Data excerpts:
## begin

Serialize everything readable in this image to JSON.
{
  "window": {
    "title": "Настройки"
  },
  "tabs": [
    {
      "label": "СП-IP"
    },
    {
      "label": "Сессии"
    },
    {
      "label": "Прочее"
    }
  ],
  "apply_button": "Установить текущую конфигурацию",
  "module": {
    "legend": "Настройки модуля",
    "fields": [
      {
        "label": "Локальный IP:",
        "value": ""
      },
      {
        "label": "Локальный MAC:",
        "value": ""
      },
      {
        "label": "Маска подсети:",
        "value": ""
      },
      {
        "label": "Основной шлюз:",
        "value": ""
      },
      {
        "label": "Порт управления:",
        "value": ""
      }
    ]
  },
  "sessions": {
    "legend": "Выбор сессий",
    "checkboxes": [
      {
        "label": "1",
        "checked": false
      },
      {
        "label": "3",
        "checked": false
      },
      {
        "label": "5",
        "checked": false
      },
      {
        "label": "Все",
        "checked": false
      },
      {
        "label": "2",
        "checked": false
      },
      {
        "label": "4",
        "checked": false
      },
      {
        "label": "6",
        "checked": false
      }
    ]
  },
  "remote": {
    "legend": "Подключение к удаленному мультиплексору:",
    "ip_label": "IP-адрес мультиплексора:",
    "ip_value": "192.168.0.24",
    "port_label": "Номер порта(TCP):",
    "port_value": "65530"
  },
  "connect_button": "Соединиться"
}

## end

Objective:
Repeat every line of the records above exactly.

Solution to this exercise:
Serialize everything readable in this image to JSON.
{
  "window": {
    "title": "Настройки"
  },
  "tabs": [
    {
      "label": "СП-IP"
    },
    {
      "label": "Сессии"
    },
    {
      "label": "Прочее"
    }
  ],
  "apply_button": "Установить текущую конфигурацию",
  "module": {
    "legend": "Настройки модуля",
    "fields": [
      {
        "label": "Локальный IP:",
        "value": ""
      },
      {
        "label": "Локальный MAC:",
        "value": ""
      },
      {
        "label": "Маска подсети:",
        "value": ""
      },
      {
        "label": "Основной шлюз:",
        "value": ""
      },
      {
        "label": "Порт управления:",
        "value": ""
      }
    ]
  },
  "sessions": {
    "legend": "Выбор сессий",
    "checkboxes": [
      {
        "label": "1",
        "checked": false
      },
      {
        "label": "3",
        "checked": false
      },
      {
        "label": "5",
        "checked": false
      },
      {
        "label": "Все",
        "checked": false
      },
      {
        "label": "2",
        "checked": false
      },
      {
        "label": "4",
        "checked": false
      },
      {
        "label": "6",
        "checked": false
      }
    ]
  },
  "remote": {
    "legend": "Подключение к удаленному мультиплексору:",
    "ip_label": "IP-адрес мультиплексора:",
    "ip_value": "192.168.0.24",
    "port_label": "Номер порта(TCP):",
    "port_value": "65530"
  },
  "connect_button": "Соединиться"
}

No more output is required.